**WORK INSTRUCTIONS**
Extract the lines of the items starting at the very first line and ending at the line that contains "legend-annotation-box <box>203 217", and reproduce them without any changes.

**EXERCISE MATERIALS**
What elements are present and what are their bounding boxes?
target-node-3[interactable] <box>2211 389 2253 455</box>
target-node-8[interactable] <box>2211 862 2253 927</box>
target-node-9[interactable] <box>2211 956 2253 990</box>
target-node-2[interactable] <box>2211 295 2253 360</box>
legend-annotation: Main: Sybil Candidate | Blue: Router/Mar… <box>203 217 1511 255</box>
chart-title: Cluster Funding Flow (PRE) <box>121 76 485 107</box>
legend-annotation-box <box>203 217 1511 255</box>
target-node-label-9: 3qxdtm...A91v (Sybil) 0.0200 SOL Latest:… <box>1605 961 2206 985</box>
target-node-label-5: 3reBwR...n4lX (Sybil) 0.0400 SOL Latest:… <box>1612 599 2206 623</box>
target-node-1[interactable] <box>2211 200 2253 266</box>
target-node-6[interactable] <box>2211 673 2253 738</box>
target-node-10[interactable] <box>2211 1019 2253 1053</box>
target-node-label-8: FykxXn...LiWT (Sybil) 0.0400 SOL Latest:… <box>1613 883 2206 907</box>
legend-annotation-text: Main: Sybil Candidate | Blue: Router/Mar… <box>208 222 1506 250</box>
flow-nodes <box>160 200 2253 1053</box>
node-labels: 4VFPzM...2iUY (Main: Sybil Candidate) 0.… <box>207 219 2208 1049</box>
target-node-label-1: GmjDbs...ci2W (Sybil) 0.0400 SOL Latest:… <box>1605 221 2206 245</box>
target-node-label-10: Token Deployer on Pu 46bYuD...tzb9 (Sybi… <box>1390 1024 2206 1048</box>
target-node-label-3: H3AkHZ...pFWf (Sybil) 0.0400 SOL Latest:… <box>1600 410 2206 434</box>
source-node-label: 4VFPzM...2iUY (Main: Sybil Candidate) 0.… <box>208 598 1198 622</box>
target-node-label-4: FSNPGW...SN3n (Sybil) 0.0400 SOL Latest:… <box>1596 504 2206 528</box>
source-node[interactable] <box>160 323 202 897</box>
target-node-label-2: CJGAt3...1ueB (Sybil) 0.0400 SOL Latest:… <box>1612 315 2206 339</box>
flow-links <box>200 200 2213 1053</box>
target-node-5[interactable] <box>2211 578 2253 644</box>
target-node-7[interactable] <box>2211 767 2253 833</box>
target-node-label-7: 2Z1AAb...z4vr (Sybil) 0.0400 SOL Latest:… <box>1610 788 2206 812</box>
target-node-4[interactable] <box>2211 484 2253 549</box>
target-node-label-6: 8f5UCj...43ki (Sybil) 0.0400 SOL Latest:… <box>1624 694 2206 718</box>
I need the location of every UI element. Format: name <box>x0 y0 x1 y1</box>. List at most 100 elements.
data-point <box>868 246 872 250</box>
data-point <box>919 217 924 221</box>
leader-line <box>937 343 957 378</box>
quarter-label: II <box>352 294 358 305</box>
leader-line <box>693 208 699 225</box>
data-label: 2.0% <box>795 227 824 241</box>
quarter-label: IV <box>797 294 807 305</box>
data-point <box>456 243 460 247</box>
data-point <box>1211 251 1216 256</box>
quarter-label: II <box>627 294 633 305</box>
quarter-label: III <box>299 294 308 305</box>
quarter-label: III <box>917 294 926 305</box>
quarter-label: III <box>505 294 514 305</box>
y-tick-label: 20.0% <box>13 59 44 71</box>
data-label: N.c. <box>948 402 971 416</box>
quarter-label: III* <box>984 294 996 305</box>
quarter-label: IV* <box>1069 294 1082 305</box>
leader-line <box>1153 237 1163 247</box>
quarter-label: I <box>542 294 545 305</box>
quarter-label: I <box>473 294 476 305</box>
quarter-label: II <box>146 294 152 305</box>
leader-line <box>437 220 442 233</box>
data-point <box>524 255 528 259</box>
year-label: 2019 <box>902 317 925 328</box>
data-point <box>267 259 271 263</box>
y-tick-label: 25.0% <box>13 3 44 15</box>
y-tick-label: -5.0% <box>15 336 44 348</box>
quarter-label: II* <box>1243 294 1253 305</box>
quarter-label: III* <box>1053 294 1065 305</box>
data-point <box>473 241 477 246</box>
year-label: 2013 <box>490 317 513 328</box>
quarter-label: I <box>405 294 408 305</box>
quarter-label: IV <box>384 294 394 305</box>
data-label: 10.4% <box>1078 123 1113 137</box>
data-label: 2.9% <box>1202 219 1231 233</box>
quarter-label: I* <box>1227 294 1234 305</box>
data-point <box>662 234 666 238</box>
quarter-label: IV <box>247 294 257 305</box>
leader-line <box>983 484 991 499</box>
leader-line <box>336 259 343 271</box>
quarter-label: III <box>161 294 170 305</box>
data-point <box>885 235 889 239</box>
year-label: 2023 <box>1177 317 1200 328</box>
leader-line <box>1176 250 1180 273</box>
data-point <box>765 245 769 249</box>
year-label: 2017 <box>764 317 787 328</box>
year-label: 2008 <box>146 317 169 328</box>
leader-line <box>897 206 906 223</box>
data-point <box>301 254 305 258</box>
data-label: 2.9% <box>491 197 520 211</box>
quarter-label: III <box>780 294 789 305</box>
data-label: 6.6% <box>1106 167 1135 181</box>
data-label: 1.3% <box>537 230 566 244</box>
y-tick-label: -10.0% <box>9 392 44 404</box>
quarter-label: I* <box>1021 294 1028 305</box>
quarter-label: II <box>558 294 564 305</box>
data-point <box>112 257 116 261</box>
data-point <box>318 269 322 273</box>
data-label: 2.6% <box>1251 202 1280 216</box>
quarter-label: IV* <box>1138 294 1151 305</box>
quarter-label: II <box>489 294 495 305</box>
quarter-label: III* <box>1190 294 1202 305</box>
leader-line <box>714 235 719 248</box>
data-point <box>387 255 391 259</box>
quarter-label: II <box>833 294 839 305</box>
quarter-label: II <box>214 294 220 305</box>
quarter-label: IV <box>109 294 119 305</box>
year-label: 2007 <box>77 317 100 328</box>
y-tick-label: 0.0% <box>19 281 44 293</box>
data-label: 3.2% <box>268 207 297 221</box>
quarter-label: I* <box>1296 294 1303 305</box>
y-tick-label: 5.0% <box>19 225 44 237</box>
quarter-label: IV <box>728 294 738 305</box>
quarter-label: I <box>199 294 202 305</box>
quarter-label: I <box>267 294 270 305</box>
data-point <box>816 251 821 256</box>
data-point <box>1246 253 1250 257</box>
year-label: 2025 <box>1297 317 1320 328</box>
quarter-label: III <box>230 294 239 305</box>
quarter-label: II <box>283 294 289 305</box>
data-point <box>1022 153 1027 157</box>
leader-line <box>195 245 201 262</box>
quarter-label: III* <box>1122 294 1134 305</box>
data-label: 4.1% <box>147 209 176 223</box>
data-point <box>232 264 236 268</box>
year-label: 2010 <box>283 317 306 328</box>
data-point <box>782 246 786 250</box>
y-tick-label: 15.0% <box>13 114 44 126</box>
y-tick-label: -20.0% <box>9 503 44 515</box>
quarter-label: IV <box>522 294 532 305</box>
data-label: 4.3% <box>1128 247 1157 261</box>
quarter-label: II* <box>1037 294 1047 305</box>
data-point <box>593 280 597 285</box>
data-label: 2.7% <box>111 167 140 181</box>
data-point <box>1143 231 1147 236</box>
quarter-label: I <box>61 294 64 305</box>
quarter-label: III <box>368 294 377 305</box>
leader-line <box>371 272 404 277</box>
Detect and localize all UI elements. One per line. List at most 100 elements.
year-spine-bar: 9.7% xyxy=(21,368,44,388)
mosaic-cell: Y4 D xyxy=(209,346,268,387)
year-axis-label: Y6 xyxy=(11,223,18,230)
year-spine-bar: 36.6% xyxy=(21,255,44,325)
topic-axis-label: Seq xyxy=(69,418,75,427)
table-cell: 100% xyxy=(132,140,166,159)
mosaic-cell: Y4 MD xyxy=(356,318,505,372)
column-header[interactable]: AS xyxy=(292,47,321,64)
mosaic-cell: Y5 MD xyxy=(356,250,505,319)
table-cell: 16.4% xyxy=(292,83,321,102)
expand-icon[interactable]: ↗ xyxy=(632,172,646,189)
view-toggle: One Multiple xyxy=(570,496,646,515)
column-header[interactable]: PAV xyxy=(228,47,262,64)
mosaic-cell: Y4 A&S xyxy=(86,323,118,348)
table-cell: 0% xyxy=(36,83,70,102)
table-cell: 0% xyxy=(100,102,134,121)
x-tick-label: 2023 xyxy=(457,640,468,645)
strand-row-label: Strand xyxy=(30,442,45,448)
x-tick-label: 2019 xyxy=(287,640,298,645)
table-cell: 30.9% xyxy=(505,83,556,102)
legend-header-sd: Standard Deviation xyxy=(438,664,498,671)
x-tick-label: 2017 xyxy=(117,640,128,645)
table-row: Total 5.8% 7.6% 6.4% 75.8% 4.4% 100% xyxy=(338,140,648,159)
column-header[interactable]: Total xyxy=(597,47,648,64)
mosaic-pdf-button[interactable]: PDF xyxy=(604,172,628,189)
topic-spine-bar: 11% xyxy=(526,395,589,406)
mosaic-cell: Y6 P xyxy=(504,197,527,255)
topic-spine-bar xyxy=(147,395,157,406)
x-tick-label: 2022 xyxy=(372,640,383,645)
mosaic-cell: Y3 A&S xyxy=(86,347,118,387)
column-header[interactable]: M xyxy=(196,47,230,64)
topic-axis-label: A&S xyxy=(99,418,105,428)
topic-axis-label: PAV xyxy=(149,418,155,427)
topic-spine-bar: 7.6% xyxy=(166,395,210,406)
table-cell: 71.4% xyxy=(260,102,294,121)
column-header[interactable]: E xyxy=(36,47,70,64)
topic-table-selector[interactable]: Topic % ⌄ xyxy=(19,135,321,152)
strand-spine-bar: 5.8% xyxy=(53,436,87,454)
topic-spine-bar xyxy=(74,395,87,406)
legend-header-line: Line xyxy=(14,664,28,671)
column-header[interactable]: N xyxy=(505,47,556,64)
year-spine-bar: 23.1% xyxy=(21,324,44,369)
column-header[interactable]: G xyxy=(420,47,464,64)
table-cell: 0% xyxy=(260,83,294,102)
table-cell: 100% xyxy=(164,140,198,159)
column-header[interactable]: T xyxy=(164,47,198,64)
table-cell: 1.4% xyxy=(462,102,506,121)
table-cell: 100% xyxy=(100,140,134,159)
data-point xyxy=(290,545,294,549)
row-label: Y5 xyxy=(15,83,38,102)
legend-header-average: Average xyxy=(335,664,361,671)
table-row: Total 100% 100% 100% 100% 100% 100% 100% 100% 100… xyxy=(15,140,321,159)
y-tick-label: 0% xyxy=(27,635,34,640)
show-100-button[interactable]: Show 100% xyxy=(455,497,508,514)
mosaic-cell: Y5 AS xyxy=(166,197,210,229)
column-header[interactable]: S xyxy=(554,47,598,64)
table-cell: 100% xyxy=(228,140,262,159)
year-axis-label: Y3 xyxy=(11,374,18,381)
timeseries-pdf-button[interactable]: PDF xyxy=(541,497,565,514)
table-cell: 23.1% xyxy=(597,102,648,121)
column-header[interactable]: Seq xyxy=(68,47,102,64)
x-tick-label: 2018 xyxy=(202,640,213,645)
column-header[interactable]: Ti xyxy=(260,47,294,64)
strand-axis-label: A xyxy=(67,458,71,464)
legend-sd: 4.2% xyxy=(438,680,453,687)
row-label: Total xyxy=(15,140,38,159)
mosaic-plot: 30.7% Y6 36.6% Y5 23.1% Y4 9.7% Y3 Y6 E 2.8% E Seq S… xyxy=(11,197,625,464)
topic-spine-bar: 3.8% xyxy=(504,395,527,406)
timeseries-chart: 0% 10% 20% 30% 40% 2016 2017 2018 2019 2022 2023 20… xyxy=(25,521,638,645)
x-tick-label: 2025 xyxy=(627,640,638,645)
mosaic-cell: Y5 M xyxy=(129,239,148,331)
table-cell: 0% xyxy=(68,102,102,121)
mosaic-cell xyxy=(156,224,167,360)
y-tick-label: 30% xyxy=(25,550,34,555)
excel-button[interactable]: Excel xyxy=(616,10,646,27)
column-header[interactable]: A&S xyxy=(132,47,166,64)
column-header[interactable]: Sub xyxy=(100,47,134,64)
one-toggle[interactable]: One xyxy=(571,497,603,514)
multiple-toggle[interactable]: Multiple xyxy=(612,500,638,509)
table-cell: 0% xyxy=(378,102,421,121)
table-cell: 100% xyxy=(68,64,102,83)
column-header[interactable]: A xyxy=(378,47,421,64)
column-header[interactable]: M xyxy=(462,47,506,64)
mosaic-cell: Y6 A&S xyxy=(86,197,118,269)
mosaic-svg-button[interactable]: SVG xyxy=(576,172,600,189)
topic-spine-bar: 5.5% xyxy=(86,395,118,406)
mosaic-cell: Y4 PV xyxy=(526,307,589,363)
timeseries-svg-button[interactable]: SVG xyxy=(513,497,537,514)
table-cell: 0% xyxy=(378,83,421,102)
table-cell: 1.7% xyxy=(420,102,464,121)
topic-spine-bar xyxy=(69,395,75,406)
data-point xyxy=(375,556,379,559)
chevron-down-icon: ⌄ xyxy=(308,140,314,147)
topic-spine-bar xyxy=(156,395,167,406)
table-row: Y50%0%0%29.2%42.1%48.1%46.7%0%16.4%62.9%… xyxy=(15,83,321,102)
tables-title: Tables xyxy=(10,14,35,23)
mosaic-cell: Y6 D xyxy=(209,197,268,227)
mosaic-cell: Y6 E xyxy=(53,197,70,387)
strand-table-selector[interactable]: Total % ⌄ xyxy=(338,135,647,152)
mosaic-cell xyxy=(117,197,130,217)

**OUTPUT OF THE TASK**
What elements are present and what are their bounding boxes?
target-node-3[interactable] <box>2211 389 2253 455</box>
target-node-8[interactable] <box>2211 862 2253 927</box>
target-node-9[interactable] <box>2211 956 2253 990</box>
target-node-2[interactable] <box>2211 295 2253 360</box>
legend-annotation: Main: Sybil Candidate | Blue: Router/Mar… <box>203 217 1511 255</box>
chart-title: Cluster Funding Flow (PRE) <box>121 76 485 107</box>
legend-annotation-box <box>203 217 1511 255</box>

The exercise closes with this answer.